§ JOB: Collect each line containing "suàn".
★ ★ ★ ★ ★
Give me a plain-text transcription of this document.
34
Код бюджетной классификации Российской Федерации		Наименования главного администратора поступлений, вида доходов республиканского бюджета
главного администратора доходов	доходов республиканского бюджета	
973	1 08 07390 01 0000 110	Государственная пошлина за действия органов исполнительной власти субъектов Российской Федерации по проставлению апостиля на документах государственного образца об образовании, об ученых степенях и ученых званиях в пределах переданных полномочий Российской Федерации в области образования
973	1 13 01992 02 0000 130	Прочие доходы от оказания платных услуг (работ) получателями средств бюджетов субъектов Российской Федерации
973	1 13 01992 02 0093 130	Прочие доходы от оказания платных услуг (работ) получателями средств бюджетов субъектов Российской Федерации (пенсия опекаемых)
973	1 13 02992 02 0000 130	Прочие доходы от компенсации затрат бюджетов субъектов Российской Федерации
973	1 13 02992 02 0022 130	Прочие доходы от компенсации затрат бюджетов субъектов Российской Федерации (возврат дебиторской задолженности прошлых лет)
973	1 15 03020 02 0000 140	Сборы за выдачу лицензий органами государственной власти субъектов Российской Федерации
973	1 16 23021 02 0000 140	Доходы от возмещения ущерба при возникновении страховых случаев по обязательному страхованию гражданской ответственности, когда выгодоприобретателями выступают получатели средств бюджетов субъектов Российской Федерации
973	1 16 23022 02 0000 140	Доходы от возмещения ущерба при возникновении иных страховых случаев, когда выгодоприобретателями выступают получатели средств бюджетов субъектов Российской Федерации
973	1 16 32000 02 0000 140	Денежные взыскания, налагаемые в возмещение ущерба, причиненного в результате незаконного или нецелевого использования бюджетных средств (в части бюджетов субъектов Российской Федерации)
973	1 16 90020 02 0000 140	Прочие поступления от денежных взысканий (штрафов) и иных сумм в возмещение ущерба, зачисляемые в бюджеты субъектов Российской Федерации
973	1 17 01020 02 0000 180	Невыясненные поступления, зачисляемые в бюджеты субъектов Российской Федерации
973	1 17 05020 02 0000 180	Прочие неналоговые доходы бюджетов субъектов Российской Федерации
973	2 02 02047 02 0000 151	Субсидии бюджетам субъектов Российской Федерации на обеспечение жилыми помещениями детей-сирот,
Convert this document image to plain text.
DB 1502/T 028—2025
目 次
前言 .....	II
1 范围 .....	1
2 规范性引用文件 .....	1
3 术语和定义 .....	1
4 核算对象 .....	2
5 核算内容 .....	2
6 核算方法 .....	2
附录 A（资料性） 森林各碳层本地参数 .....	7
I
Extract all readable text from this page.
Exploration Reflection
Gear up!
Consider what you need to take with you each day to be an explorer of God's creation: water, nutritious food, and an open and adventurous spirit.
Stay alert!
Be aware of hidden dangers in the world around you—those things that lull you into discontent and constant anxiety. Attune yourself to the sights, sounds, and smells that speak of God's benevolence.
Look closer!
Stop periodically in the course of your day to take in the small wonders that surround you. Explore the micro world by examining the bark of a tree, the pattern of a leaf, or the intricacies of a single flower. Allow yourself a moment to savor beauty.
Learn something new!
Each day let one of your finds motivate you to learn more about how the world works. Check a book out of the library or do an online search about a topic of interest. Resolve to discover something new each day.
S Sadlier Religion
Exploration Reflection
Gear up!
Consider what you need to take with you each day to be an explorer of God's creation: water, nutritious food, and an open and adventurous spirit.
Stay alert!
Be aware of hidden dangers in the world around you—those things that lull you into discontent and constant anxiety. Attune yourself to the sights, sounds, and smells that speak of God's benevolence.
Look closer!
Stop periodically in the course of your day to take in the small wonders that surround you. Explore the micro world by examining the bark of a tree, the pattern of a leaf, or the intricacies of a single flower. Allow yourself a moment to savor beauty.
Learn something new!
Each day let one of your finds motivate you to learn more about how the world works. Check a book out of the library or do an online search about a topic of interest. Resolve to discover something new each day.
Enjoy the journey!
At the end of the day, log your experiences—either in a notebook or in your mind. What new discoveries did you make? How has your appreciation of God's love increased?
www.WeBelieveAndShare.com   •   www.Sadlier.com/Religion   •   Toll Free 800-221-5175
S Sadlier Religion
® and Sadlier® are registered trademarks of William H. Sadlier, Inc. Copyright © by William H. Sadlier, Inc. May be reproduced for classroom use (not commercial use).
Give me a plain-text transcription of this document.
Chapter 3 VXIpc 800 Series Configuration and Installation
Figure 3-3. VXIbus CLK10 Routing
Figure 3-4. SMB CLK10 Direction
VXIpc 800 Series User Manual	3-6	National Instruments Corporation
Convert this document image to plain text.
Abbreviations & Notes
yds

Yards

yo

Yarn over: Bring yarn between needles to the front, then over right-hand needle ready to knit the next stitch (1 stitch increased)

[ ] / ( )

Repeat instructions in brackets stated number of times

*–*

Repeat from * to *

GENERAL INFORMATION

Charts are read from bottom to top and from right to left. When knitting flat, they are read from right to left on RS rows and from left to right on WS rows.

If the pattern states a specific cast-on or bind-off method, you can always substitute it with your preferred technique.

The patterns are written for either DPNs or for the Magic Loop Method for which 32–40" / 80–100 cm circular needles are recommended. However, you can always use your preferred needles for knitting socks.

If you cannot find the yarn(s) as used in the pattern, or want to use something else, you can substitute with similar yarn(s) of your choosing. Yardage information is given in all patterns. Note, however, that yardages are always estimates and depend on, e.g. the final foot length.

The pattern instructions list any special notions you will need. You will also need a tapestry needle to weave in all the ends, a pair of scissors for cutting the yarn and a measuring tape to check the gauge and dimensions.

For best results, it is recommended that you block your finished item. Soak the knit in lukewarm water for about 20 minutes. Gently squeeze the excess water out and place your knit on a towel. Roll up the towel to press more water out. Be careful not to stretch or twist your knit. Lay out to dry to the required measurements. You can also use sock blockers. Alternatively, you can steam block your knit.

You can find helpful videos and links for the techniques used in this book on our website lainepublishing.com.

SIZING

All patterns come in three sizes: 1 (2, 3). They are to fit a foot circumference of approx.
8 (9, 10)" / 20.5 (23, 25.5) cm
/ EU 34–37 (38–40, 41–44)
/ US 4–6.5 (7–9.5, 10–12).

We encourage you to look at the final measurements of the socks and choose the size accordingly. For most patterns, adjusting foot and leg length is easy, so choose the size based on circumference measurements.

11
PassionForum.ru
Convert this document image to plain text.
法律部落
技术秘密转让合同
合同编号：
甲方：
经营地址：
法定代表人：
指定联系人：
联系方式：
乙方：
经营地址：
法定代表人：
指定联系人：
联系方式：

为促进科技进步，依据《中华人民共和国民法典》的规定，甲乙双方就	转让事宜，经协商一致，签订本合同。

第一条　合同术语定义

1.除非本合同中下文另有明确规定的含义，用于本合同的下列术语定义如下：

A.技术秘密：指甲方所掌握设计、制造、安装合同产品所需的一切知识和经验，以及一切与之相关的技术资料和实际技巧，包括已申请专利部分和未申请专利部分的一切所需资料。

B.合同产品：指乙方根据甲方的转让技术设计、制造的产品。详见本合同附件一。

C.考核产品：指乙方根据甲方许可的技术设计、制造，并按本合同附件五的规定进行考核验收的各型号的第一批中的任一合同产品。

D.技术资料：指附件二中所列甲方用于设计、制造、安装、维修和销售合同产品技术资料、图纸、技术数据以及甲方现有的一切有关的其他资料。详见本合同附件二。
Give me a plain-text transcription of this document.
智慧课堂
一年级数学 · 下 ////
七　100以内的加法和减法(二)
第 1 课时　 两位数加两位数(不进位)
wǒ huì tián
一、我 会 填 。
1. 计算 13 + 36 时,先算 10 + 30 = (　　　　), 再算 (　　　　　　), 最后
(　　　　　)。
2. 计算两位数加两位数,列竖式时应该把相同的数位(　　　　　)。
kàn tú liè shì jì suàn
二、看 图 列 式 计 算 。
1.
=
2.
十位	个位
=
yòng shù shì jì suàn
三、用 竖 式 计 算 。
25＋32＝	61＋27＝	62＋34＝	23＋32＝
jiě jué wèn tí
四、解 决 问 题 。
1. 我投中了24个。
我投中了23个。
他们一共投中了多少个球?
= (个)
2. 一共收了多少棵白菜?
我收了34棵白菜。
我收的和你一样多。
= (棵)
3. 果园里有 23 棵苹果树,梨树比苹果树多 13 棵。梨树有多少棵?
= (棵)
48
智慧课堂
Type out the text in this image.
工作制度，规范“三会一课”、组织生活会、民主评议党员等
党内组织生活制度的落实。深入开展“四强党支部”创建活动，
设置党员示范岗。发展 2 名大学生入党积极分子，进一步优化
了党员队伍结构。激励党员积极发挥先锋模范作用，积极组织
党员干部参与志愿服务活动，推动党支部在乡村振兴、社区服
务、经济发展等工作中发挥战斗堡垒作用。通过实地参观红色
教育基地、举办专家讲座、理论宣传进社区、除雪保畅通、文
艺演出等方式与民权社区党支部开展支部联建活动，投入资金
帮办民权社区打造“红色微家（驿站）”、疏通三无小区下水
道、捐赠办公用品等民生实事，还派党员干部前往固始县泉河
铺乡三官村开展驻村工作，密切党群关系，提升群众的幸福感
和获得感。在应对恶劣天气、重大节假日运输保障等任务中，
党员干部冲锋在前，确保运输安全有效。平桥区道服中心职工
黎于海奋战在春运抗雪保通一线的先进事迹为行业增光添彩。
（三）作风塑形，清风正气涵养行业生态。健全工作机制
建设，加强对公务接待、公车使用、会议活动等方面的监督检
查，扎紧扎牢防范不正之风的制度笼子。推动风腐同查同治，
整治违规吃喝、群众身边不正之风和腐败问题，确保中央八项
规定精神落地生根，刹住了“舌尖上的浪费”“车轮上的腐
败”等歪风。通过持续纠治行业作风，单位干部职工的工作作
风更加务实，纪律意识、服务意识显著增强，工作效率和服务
★ ★ ★ ★ ★
§ REPLY:
kàn tú liè shì jì suàn
yòng shù shì jì suàn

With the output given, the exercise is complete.